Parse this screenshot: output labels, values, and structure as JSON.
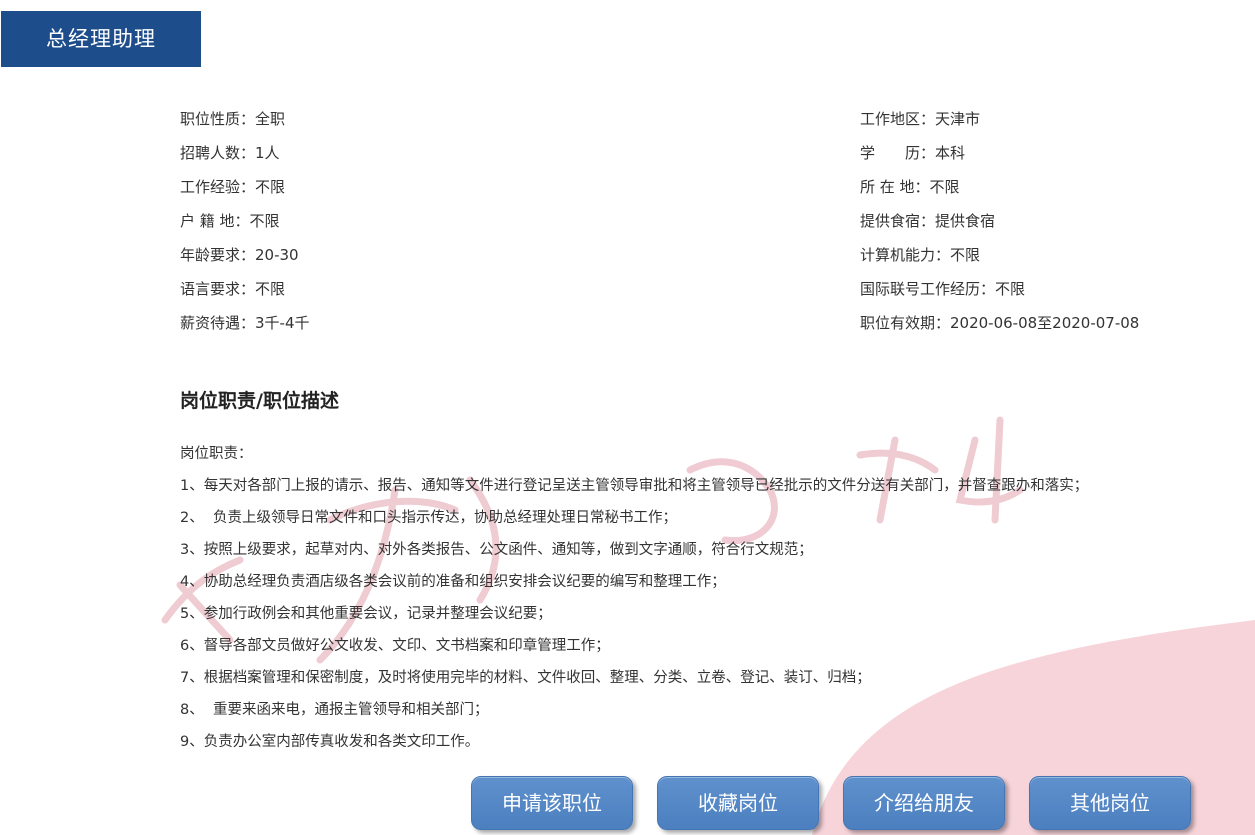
{
  "job_title": "总经理助理",
  "info_left": [
    "职位性质：全职",
    "招聘人数：1人",
    "工作经验：不限",
    "户 籍 地：不限",
    "年龄要求：20-30",
    "语言要求：不限",
    "薪资待遇：3千-4千"
  ],
  "info_right": [
    "工作地区：天津市",
    "学　　历：本科",
    "所 在 地：不限",
    "提供食宿：提供食宿",
    "计算机能力：不限",
    "国际联号工作经历：不限",
    "职位有效期：2020-06-08至2020-07-08"
  ],
  "section_title": "岗位职责/职位描述",
  "duties": [
    "岗位职责：",
    "1、每天对各部门上报的请示、报告、通知等文件进行登记呈送主管领导审批和将主管领导已经批示的文件分送有关部门，并督查跟办和落实；",
    "2、  负责上级领导日常文件和口头指示传达，协助总经理处理日常秘书工作；",
    "3、按照上级要求，起草对内、对外各类报告、公文函件、通知等，做到文字通顺，符合行文规范；",
    "4、协助总经理负责酒店级各类会议前的准备和组织安排会议纪要的编写和整理工作；",
    "5、参加行政例会和其他重要会议，记录并整理会议纪要；",
    "6、督导各部文员做好公文收发、文印、文书档案和印章管理工作；",
    "7、根据档案管理和保密制度，及时将使用完毕的材料、文件收回、整理、分类、立卷、登记、装订、归档；",
    "8、  重要来函来电，通报主管领导和相关部门；",
    "9、负责办公室内部传真收发和各类文印工作。"
  ],
  "buttons": {
    "apply": "申请该职位",
    "favorite": "收藏岗位",
    "share": "介绍给朋友",
    "other": "其他岗位"
  },
  "colors": {
    "title_bg": "#1d4e8b",
    "button_bg": "#5585c5",
    "watermark": "#e3a1ae"
  }
}
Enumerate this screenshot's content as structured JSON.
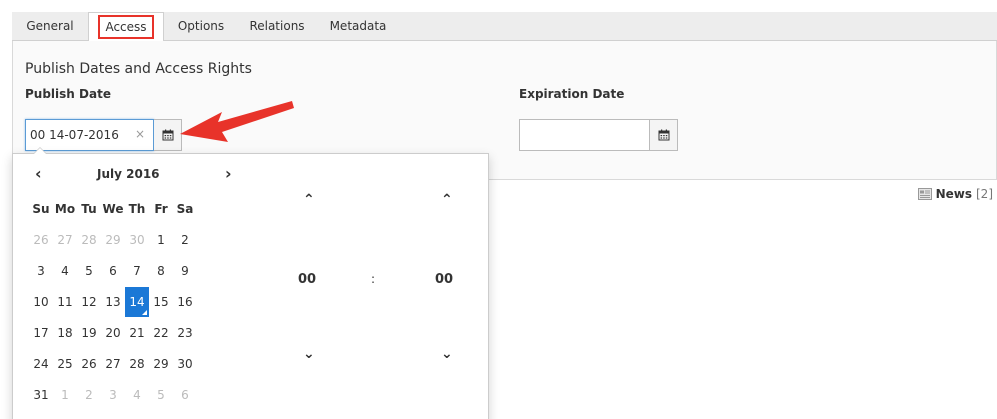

#### Task objective
Reproduce the material above verbatim; omit every picture.

#### Task response
Parse this screenshot: output labels, values, and structure as JSON.
{
  "job_title": "总经理助理",
  "info_left": [
    "职位性质：全职",
    "招聘人数：1人",
    "工作经验：不限",
    "户 籍 地：不限",
    "年龄要求：20-30",
    "语言要求：不限",
    "薪资待遇：3千-4千"
  ],
  "info_right": [
    "工作地区：天津市",
    "学　　历：本科",
    "所 在 地：不限",
    "提供食宿：提供食宿",
    "计算机能力：不限",
    "国际联号工作经历：不限",
    "职位有效期：2020-06-08至2020-07-08"
  ],
  "section_title": "岗位职责/职位描述",
  "duties": [
    "岗位职责：",
    "1、每天对各部门上报的请示、报告、通知等文件进行登记呈送主管领导审批和将主管领导已经批示的文件分送有关部门，并督查跟办和落实；",
    "2、  负责上级领导日常文件和口头指示传达，协助总经理处理日常秘书工作；",
    "3、按照上级要求，起草对内、对外各类报告、公文函件、通知等，做到文字通顺，符合行文规范；",
    "4、协助总经理负责酒店级各类会议前的准备和组织安排会议纪要的编写和整理工作；",
    "5、参加行政例会和其他重要会议，记录并整理会议纪要；",
    "6、督导各部文员做好公文收发、文印、文书档案和印章管理工作；",
    "7、根据档案管理和保密制度，及时将使用完毕的材料、文件收回、整理、分类、立卷、登记、装订、归档；",
    "8、  重要来函来电，通报主管领导和相关部门；",
    "9、负责办公室内部传真收发和各类文印工作。"
  ],
  "buttons": {
    "apply": "申请该职位",
    "favorite": "收藏岗位",
    "share": "介绍给朋友",
    "other": "其他岗位"
  },
  "colors": {
    "title_bg": "#1d4e8b",
    "button_bg": "#5585c5",
    "watermark": "#e3a1ae"
  }
}
Enumerate this screenshot's content as structured JSON.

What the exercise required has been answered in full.